▶ _Exercise instructions_
In the entries below, how many lines hold the string "Verschlüsselung"? Give only the number.

Dataset items:
>> BEGIN
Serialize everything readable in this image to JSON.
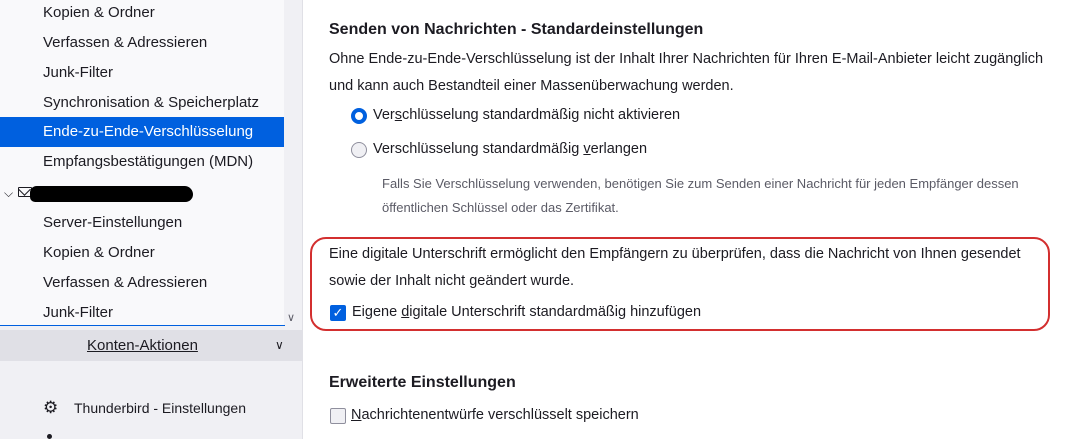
{
  "sidebar": {
    "items": [
      {
        "label": "Kopien & Ordner"
      },
      {
        "label": "Verfassen & Adressieren"
      },
      {
        "label": "Junk-Filter"
      },
      {
        "label": "Synchronisation & Speicherplatz"
      },
      {
        "label": "Ende-zu-Ende-Verschlüsselung",
        "selected": true
      },
      {
        "label": "Empfangsbestätigungen (MDN)"
      }
    ],
    "account2_items": [
      {
        "label": "Server-Einstellungen"
      },
      {
        "label": "Kopien & Ordner"
      },
      {
        "label": "Verfassen & Adressieren"
      },
      {
        "label": "Junk-Filter"
      }
    ],
    "account_actions_label": "Konten-Aktionen",
    "settings_label": "Thunderbird - Einstellungen",
    "icons": {
      "twisty": "chevron-down-icon",
      "account": "mail-icon",
      "settings": "gear-icon"
    }
  },
  "main": {
    "sending_heading": "Senden von Nachrichten - Standardeinstellungen",
    "sending_desc_line1": "Ohne Ende-zu-Ende-Verschlüsselung ist der Inhalt Ihrer Nachrichten für Ihren E-Mail-Anbieter leicht zugänglich",
    "sending_desc_line2": "und kann auch Bestandteil einer Massenüberwachung werden.",
    "radio_no_encrypt": {
      "pre": "Ver",
      "accel": "s",
      "post": "chlüsselung standardmäßig nicht aktivieren",
      "checked": true
    },
    "radio_require_encrypt": {
      "pre": "Verschlüsselung standardmäßig ",
      "accel": "v",
      "post": "erlangen",
      "checked": false
    },
    "encrypt_note_line1": "Falls Sie Verschlüsselung verwenden, benötigen Sie zum Senden einer Nachricht für jeden Empfänger dessen",
    "encrypt_note_line2": "öffentlichen Schlüssel oder das Zertifikat.",
    "signing_desc_line1": "Eine digitale Unterschrift ermöglicht den Empfängern zu überprüfen, dass die Nachricht von Ihnen gesendet",
    "signing_desc_line2": "sowie der Inhalt nicht geändert wurde.",
    "sign_checkbox": {
      "pre": "Eigene ",
      "accel": "d",
      "post": "igitale Unterschrift standardmäßig hinzufügen",
      "checked": true
    },
    "advanced_heading": "Erweiterte Einstellungen",
    "drafts_checkbox": {
      "pre": "",
      "accel": "N",
      "post": "achrichtenentwürfe verschlüsselt speichern",
      "checked": false
    },
    "colors": {
      "accent": "#0060df",
      "highlight_annotation": "#d32f2f"
    }
  }
}
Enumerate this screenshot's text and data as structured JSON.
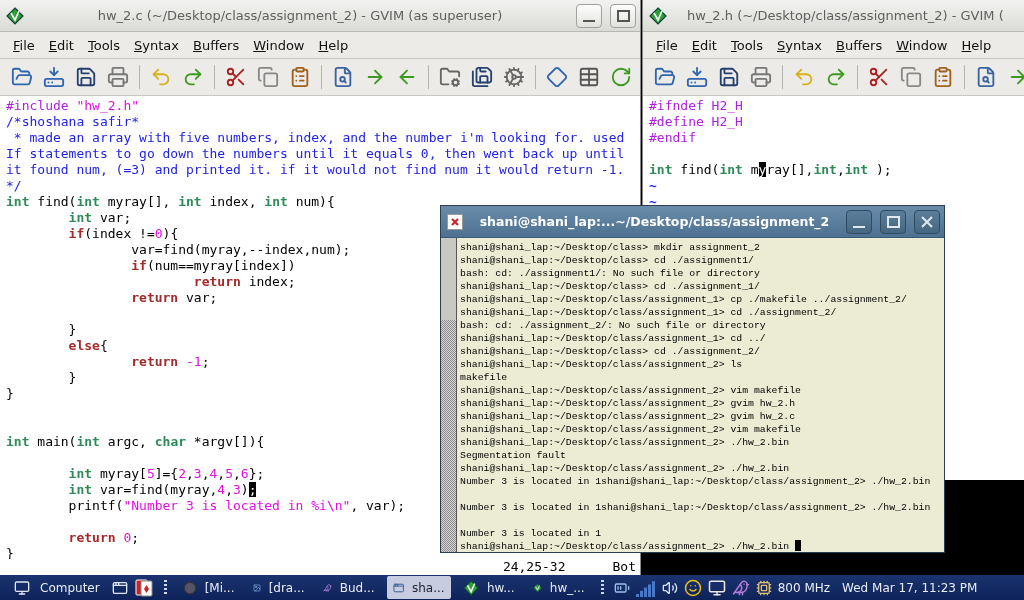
>> END
▶ _Answer to this problem_
4